What is being asked: Each line that holds the word "true" counts once; report the total and nothing else.

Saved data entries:

_ _ _ _ _

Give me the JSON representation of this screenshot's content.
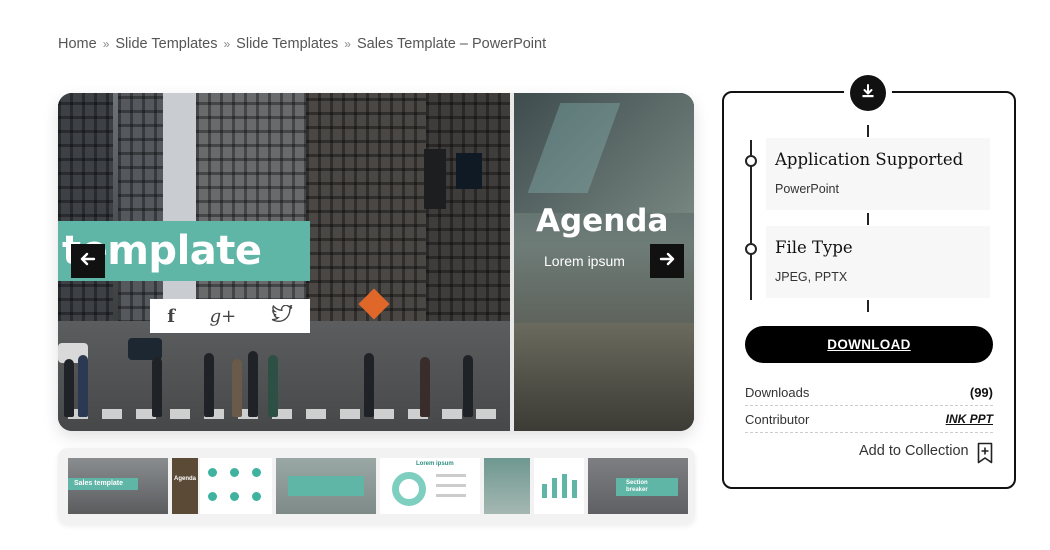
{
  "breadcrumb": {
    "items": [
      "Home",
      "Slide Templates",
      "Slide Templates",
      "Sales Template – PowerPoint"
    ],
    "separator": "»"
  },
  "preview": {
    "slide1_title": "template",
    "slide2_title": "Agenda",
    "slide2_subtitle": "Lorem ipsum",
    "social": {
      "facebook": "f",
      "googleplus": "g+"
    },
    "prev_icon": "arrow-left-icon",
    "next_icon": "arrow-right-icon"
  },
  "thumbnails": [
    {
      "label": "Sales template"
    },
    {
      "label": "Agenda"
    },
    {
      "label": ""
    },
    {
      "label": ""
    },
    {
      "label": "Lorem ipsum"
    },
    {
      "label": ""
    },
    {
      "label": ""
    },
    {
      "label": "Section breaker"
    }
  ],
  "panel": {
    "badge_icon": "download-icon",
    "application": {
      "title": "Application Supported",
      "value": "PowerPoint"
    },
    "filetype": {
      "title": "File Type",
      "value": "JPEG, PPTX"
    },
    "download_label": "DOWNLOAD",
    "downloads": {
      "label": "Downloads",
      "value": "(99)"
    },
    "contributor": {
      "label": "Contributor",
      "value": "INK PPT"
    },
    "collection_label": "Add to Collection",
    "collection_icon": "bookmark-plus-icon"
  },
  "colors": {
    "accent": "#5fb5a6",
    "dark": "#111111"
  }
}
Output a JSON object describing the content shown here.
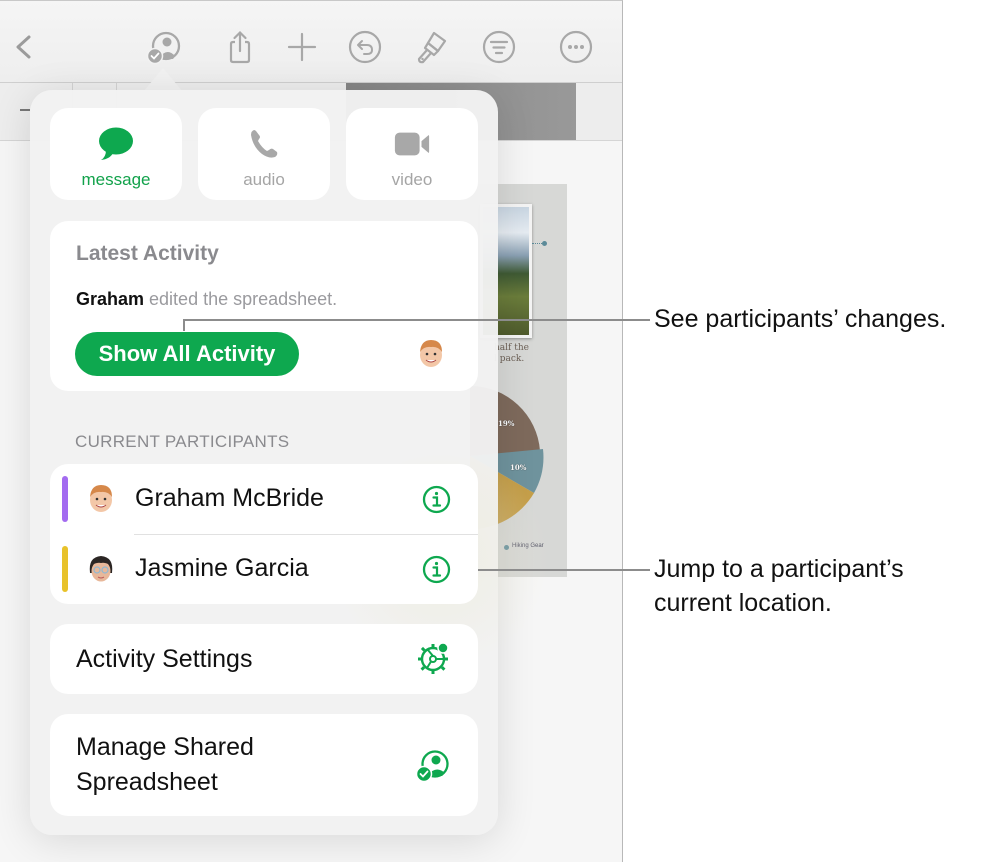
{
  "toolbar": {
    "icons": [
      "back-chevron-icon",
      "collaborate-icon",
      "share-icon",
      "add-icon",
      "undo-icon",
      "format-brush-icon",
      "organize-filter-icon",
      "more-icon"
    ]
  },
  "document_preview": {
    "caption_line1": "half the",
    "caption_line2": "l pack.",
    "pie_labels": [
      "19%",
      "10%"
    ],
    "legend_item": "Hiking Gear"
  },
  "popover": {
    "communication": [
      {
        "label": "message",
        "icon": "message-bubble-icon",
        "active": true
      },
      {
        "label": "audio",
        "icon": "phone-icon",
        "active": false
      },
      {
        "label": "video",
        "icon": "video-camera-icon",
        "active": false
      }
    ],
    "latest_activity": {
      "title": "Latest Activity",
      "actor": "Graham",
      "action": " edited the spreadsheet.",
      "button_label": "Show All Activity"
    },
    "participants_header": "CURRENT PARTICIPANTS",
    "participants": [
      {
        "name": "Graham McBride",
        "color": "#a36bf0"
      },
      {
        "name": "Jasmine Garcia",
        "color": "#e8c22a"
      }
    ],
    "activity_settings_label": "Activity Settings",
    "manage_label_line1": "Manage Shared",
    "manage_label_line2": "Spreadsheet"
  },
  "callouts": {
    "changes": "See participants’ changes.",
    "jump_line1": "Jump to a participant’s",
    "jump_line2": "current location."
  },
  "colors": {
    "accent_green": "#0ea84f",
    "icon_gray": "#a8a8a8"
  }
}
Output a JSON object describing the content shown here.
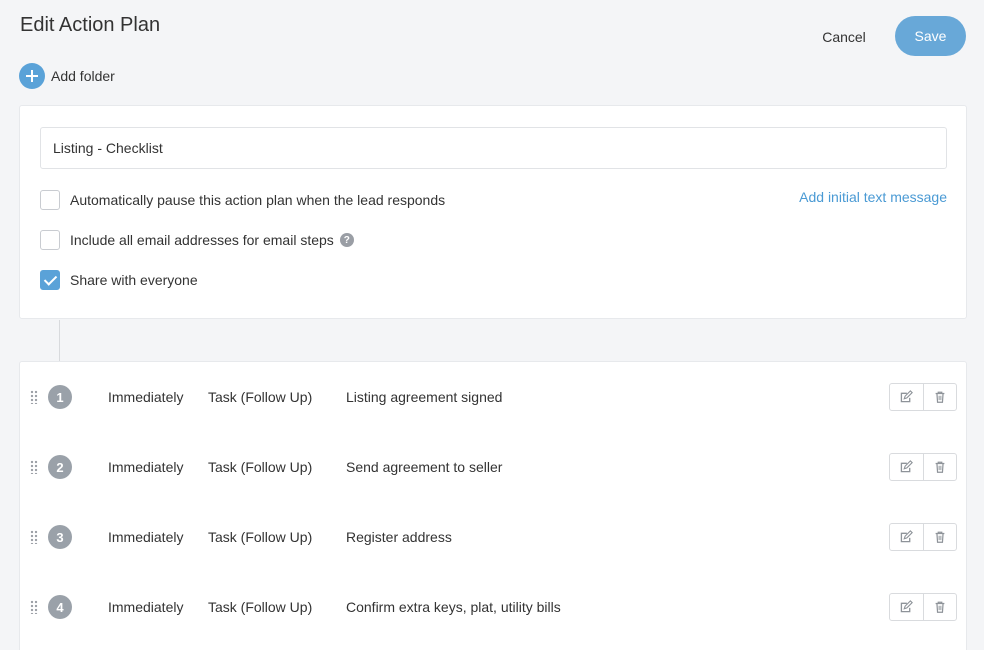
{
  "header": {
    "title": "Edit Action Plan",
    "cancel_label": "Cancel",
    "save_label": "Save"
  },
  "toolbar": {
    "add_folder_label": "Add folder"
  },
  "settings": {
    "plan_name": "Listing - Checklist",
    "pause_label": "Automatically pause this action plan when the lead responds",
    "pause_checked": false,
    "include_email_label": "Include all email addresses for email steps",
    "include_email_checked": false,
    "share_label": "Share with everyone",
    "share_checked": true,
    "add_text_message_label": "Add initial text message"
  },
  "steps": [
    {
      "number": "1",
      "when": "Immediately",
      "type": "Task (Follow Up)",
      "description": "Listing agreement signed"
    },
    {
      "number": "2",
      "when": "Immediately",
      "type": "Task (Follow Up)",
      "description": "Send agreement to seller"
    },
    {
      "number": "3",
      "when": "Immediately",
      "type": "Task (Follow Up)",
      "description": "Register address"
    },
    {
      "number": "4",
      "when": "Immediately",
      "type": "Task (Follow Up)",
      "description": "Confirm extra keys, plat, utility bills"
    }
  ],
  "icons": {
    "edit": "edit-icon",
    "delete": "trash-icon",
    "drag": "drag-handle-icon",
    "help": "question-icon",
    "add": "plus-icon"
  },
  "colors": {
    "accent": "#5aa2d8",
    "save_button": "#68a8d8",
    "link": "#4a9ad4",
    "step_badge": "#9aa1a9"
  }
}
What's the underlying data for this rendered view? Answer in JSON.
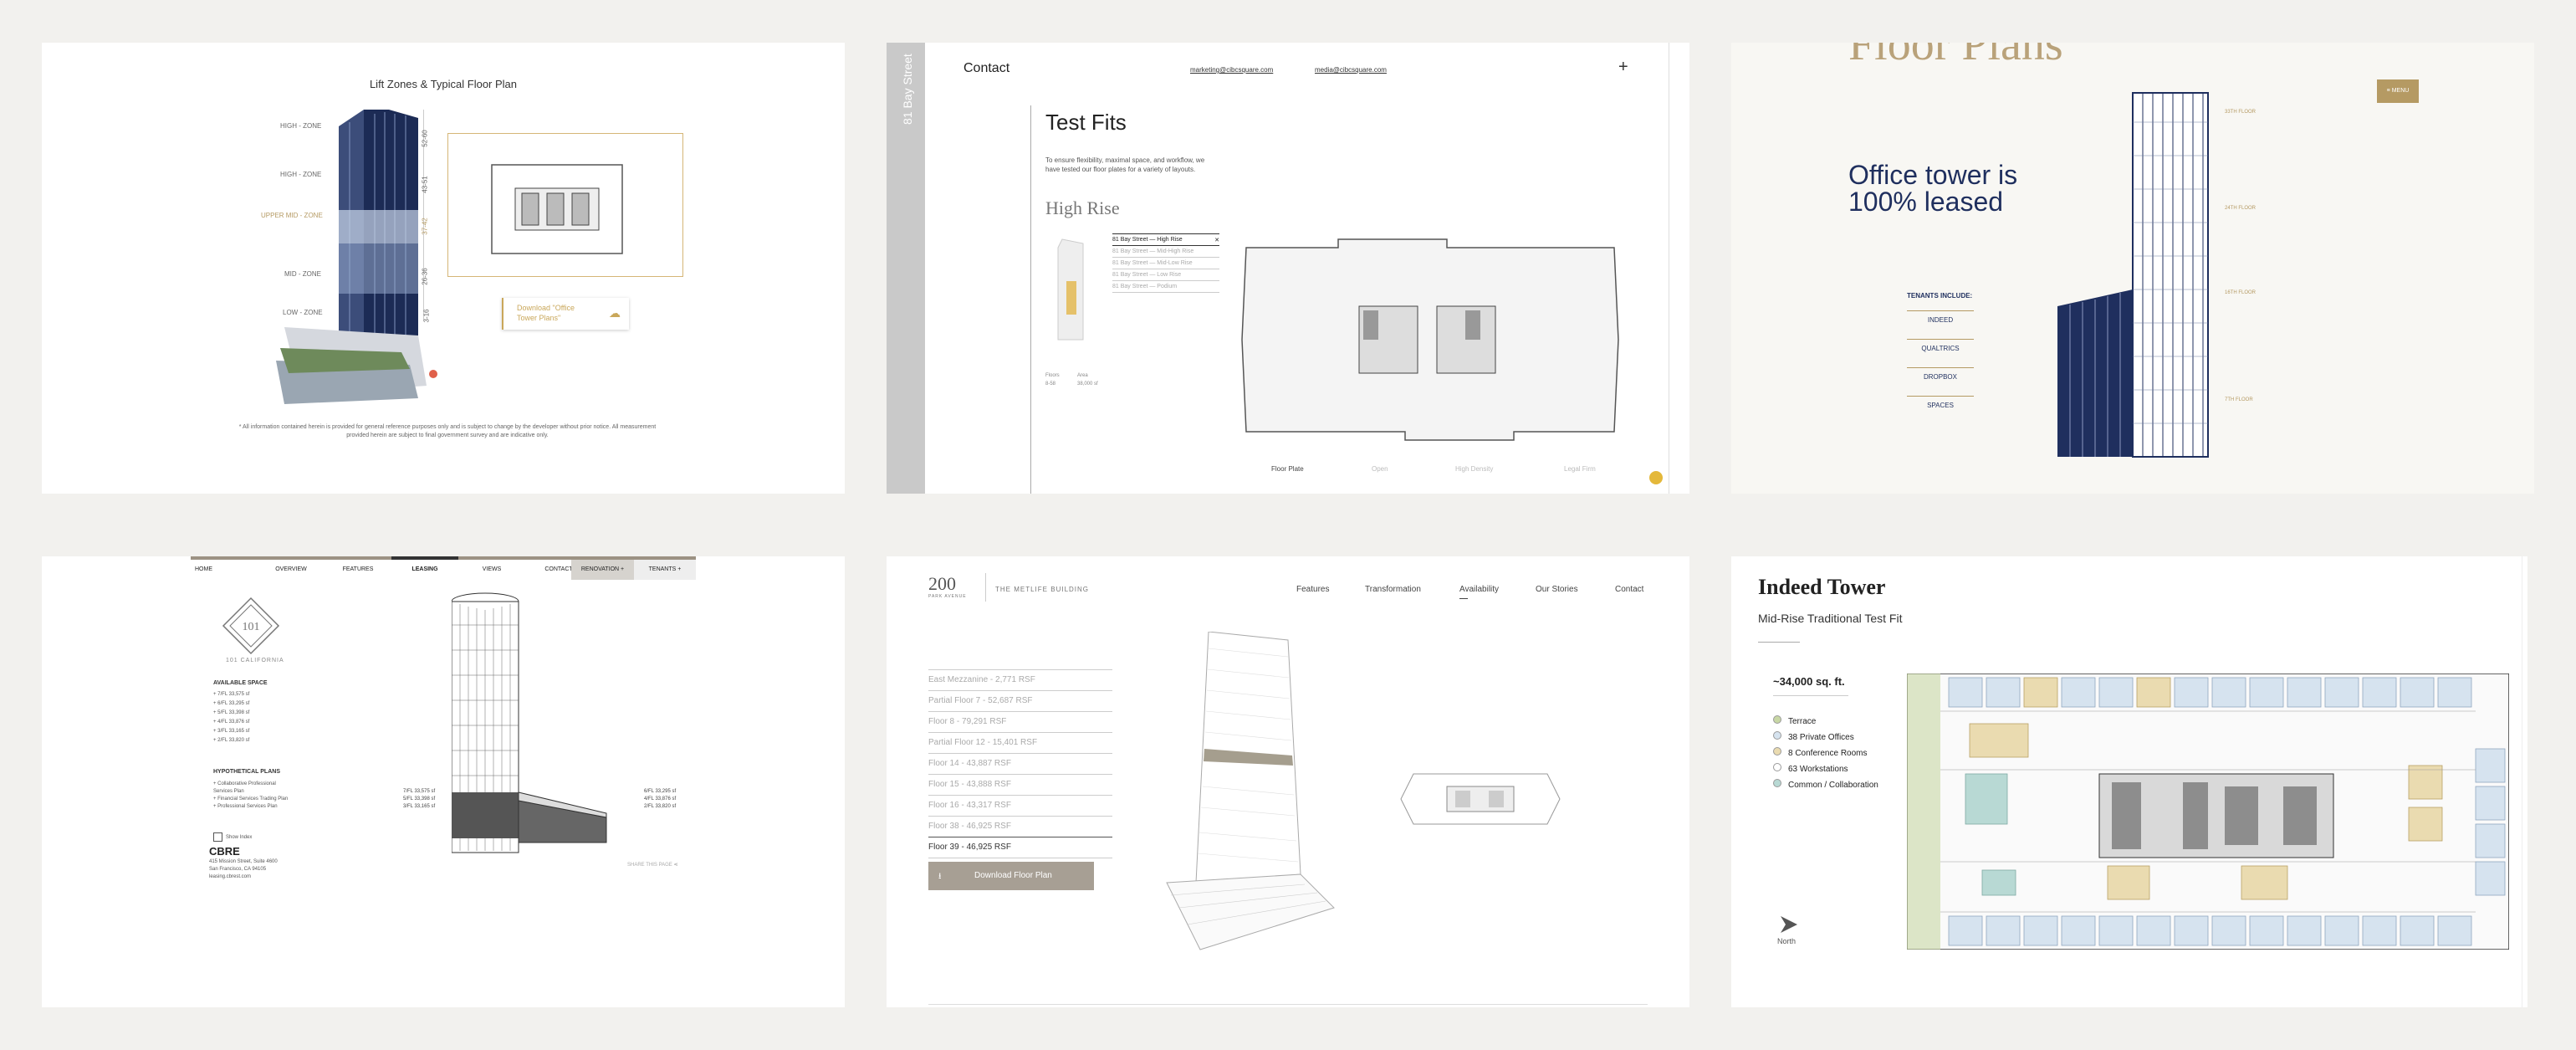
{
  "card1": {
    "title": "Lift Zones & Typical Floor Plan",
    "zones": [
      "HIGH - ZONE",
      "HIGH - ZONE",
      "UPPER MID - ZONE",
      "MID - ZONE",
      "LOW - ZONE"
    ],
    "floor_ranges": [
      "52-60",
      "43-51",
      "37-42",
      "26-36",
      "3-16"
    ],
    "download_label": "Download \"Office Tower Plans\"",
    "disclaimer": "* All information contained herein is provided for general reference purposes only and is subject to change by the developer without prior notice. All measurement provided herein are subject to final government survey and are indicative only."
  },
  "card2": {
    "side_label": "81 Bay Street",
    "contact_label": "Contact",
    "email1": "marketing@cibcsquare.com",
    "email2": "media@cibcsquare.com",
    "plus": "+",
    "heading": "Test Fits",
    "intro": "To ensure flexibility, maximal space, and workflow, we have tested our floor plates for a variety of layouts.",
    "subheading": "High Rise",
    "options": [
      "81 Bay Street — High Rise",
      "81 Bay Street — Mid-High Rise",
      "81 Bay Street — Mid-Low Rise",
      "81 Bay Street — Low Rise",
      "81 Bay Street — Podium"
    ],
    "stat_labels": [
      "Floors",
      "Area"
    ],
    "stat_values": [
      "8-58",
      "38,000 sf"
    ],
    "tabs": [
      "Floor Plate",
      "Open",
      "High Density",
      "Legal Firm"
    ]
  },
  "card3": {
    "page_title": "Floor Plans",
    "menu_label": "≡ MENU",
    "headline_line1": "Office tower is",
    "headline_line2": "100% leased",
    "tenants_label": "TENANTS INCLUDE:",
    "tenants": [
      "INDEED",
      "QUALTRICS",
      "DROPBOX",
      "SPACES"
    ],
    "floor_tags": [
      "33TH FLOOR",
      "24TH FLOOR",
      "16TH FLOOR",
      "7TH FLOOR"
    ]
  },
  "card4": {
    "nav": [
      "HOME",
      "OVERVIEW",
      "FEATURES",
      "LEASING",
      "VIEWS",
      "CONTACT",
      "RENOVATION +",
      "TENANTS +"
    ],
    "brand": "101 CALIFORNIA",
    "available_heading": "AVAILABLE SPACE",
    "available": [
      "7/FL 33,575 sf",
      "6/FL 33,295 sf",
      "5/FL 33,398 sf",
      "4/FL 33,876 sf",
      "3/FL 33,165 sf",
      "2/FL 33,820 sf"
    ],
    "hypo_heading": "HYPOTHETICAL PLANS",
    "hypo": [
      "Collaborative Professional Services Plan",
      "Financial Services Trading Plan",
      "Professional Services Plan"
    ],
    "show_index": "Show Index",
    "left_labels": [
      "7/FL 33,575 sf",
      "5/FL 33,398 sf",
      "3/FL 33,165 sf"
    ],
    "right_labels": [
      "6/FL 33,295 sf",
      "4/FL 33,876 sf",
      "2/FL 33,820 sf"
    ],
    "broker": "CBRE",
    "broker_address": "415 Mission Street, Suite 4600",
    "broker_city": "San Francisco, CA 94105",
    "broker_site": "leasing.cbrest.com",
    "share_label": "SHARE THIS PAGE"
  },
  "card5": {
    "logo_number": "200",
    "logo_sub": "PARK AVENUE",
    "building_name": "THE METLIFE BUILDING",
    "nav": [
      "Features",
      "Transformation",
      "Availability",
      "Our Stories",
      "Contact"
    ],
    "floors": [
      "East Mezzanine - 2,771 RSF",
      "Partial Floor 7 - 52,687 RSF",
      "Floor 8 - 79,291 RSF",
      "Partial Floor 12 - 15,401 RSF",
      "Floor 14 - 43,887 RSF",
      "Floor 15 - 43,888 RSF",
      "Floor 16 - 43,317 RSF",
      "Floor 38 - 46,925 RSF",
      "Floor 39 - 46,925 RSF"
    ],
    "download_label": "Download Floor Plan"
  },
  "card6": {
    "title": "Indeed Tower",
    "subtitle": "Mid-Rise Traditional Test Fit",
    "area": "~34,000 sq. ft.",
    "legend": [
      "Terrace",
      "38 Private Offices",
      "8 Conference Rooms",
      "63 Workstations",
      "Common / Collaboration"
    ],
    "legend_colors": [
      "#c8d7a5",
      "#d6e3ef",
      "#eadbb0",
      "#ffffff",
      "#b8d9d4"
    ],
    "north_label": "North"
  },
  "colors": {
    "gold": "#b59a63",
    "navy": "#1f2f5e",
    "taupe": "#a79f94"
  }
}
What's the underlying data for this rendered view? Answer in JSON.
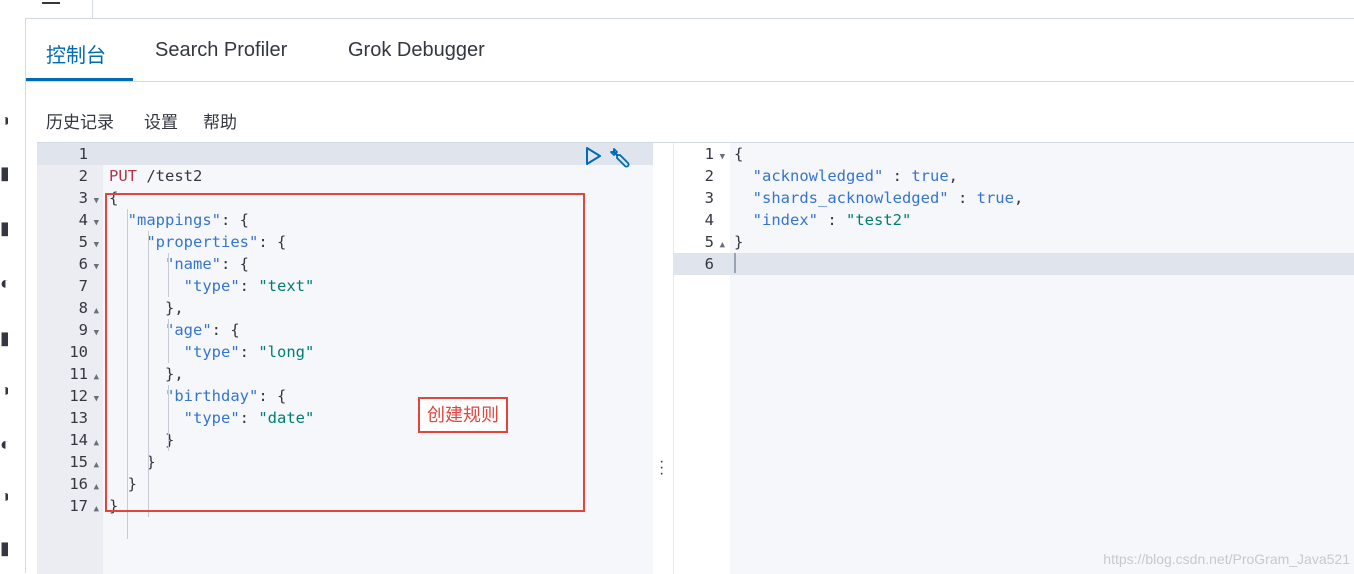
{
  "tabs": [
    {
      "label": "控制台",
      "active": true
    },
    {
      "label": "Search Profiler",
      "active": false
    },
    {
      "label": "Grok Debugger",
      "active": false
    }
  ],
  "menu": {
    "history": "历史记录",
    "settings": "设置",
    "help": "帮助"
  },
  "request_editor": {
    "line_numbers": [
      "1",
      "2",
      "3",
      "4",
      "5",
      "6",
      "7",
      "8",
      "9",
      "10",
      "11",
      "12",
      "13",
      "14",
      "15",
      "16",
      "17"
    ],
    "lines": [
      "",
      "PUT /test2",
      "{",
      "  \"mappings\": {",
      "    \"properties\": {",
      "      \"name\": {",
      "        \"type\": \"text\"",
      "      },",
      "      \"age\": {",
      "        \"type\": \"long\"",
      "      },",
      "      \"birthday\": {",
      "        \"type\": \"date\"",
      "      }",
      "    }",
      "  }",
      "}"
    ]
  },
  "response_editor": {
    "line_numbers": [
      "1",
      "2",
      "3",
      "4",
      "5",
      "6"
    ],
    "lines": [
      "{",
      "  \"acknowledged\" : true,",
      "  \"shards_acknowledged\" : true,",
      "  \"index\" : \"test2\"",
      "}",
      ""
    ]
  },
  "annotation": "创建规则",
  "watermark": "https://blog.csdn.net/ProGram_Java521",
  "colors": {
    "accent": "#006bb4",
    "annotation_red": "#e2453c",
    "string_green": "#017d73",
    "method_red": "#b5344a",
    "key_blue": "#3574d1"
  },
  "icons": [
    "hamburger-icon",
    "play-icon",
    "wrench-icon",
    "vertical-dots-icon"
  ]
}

_ _ _ _ _

Final result: 5